Stated goal:
How many lines in the entries below contain "this"? Answer with the number only.

Stored data:
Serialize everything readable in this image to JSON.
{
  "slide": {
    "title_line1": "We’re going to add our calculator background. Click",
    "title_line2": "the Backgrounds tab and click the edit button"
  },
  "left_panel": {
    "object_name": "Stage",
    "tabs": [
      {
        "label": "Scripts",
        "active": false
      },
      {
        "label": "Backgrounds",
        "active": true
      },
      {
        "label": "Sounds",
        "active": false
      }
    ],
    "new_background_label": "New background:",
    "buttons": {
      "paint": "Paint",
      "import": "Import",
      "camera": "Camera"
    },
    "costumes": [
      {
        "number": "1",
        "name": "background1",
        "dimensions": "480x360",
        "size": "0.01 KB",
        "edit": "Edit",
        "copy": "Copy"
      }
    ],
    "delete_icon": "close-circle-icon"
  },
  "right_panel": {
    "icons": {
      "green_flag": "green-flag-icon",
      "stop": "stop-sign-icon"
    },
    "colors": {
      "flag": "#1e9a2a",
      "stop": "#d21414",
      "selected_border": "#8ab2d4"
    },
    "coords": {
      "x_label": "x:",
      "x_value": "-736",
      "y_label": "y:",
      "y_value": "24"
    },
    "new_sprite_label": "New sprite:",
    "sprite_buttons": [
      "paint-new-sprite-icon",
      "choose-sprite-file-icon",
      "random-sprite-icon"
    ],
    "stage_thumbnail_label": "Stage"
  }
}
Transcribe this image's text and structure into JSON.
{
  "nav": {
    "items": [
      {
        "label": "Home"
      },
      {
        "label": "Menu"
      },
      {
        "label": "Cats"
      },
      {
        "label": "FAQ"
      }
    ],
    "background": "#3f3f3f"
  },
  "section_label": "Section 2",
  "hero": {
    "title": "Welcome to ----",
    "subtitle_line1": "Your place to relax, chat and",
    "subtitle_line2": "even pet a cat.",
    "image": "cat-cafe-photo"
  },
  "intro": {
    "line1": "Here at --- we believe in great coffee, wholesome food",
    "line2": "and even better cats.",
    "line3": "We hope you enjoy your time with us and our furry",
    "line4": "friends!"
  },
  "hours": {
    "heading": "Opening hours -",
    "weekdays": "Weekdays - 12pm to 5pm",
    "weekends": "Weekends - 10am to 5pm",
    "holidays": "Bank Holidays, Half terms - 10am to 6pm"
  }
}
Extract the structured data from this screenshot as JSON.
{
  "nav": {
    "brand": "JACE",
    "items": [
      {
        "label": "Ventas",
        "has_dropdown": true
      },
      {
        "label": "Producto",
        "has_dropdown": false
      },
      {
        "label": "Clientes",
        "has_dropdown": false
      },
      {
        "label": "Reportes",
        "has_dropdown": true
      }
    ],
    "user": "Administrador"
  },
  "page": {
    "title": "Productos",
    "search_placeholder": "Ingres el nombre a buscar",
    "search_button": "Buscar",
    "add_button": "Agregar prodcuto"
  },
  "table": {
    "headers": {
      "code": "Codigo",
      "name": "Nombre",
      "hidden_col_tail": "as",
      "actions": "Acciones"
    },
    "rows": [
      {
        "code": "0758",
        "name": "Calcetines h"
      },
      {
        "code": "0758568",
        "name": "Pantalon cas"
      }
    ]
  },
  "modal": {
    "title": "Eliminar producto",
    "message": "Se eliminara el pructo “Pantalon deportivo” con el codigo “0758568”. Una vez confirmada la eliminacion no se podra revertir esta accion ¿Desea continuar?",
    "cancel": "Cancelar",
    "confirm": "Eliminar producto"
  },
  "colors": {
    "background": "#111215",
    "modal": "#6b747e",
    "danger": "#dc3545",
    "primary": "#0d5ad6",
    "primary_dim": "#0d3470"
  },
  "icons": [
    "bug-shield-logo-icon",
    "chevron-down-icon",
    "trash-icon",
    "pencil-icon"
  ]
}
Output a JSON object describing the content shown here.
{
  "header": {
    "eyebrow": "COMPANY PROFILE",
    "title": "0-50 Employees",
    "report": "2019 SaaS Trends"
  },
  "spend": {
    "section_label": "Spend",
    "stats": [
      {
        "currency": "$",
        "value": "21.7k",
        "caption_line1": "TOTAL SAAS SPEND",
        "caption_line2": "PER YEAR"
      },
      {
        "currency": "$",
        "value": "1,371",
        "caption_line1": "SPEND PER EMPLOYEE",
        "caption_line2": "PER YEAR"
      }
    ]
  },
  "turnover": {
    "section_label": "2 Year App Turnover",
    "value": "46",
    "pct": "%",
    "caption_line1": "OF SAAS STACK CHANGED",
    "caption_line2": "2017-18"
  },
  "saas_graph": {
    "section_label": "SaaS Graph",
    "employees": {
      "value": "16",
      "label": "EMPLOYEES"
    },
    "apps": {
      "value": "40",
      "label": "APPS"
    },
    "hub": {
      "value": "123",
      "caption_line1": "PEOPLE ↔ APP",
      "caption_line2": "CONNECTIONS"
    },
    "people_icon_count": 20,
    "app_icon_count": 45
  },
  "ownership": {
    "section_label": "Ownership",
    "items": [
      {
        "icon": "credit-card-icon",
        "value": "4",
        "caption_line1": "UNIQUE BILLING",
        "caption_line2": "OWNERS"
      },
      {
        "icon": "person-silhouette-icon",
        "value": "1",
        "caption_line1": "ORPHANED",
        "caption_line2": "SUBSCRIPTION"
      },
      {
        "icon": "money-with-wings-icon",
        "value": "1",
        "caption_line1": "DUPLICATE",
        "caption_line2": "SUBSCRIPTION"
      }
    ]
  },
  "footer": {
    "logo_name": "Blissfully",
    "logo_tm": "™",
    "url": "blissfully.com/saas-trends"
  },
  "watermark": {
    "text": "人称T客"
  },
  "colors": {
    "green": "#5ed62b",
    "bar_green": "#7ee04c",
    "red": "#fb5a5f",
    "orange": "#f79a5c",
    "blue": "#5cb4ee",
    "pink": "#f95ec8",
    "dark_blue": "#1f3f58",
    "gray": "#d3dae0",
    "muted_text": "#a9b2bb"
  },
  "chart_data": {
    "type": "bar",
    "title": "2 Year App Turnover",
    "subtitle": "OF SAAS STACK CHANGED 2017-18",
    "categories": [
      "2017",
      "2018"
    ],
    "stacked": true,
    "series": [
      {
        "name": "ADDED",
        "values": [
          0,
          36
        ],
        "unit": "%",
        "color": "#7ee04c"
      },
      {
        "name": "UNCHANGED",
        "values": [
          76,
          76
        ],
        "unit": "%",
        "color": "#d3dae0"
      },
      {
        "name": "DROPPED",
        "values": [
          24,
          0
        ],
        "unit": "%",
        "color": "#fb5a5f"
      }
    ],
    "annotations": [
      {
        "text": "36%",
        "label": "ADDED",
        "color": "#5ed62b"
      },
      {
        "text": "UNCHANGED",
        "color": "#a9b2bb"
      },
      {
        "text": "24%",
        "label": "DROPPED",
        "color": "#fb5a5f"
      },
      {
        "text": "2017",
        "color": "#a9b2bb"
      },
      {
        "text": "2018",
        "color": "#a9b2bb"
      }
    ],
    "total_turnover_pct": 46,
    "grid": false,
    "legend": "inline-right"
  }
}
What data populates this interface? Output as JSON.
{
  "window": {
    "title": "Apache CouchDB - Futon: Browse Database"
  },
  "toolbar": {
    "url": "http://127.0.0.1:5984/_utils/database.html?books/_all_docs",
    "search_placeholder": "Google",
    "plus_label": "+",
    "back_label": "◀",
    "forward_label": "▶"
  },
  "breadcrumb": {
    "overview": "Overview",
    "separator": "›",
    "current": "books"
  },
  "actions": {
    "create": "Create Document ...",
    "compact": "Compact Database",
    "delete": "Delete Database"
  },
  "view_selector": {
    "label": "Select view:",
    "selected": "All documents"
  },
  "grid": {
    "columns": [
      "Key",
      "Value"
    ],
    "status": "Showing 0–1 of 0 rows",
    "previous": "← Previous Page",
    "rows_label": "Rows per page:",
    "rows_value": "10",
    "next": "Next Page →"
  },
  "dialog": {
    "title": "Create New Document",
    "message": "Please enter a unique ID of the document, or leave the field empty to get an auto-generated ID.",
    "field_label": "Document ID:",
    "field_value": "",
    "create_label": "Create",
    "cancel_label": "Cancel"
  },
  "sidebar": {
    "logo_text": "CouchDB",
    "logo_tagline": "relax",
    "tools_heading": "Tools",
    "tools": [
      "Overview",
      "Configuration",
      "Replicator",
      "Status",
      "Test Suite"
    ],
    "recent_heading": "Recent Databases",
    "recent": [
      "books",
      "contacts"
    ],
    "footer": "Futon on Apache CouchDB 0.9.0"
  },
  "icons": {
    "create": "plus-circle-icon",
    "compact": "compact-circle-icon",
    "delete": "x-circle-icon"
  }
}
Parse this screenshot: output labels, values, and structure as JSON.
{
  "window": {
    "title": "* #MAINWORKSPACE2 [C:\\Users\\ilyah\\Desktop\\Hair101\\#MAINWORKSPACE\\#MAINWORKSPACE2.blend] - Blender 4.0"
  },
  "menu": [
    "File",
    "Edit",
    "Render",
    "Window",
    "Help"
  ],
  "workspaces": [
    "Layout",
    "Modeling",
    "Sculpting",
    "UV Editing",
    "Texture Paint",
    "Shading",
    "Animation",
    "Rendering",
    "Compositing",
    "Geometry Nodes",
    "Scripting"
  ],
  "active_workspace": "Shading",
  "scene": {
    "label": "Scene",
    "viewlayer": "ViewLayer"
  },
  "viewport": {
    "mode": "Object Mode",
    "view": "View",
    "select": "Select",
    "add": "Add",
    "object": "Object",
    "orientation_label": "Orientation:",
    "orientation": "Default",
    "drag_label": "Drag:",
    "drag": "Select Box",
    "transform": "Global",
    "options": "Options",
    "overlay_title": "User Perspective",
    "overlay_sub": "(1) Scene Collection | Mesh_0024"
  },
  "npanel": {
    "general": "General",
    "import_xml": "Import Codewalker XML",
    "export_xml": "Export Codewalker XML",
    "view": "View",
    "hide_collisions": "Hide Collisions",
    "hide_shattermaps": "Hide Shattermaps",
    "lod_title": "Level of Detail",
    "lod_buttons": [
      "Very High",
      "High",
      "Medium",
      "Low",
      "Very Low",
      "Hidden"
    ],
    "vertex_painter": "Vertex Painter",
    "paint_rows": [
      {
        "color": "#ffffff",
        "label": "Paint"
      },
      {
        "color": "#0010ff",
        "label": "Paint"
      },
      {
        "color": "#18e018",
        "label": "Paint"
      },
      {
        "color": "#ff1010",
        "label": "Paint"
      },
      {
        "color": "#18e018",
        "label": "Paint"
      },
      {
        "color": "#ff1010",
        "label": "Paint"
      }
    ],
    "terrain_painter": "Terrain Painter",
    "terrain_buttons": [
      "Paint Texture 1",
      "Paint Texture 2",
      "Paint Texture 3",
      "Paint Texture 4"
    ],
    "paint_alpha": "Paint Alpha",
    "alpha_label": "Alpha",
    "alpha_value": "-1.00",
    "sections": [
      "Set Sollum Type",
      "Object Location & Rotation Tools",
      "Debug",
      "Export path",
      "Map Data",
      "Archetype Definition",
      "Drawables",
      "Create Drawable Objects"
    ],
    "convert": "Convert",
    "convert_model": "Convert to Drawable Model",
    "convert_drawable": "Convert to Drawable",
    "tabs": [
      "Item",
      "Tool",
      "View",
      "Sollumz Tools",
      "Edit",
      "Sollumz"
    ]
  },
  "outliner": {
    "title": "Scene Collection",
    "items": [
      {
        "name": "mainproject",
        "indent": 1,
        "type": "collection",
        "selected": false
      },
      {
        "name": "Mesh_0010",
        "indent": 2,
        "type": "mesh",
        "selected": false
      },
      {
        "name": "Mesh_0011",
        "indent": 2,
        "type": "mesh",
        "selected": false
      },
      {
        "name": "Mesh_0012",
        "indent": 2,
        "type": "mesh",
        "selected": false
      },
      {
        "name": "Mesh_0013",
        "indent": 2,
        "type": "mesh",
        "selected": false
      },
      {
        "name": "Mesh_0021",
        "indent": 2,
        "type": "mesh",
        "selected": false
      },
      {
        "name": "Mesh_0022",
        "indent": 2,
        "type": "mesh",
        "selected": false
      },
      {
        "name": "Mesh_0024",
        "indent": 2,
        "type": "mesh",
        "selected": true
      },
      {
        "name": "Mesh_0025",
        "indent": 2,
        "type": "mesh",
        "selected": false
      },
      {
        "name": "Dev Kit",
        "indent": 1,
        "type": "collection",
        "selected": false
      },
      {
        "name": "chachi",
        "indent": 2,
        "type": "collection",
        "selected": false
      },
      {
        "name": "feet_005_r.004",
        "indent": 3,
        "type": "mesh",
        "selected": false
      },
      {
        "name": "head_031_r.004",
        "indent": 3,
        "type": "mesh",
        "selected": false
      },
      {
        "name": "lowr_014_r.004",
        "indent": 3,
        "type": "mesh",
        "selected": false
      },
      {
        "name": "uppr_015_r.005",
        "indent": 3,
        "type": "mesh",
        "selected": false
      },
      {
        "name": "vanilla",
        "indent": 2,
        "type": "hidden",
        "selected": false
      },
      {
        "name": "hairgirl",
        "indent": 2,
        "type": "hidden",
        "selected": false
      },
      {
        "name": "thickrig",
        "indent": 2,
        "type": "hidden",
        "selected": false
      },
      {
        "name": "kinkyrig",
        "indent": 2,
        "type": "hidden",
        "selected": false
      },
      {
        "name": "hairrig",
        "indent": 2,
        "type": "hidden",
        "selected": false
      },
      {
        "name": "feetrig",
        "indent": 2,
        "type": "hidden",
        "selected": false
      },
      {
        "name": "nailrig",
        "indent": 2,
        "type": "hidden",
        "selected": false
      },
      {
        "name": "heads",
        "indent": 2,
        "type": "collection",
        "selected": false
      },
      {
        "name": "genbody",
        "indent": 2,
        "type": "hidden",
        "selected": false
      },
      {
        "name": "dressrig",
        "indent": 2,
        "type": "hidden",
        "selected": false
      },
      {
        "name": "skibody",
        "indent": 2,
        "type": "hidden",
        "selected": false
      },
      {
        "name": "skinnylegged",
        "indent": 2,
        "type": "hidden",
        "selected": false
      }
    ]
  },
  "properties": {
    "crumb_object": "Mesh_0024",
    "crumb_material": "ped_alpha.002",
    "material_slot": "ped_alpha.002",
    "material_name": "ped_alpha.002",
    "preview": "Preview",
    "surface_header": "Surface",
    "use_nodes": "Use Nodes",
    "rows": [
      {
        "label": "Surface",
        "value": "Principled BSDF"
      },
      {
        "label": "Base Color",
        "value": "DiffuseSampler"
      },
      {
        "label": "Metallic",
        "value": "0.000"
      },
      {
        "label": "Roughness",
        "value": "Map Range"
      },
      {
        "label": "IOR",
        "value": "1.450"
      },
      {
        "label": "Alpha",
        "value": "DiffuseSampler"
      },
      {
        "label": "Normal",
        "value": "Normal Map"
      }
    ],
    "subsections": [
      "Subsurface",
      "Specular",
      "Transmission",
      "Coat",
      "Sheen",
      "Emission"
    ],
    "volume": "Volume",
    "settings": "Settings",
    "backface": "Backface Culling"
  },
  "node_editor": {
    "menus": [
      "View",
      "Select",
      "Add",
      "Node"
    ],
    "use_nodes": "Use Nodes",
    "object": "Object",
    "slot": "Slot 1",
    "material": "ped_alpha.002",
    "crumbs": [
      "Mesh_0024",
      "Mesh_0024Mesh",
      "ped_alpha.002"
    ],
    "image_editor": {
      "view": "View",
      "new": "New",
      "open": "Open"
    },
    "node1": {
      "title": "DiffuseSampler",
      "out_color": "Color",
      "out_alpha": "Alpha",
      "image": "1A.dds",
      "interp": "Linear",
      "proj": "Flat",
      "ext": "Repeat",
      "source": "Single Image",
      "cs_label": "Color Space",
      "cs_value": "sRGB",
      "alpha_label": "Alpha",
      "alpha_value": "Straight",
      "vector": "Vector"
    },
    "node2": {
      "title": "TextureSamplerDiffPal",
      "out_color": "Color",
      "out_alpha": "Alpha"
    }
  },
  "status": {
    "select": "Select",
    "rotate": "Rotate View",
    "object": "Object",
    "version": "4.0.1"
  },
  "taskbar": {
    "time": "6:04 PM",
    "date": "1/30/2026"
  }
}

Result:
5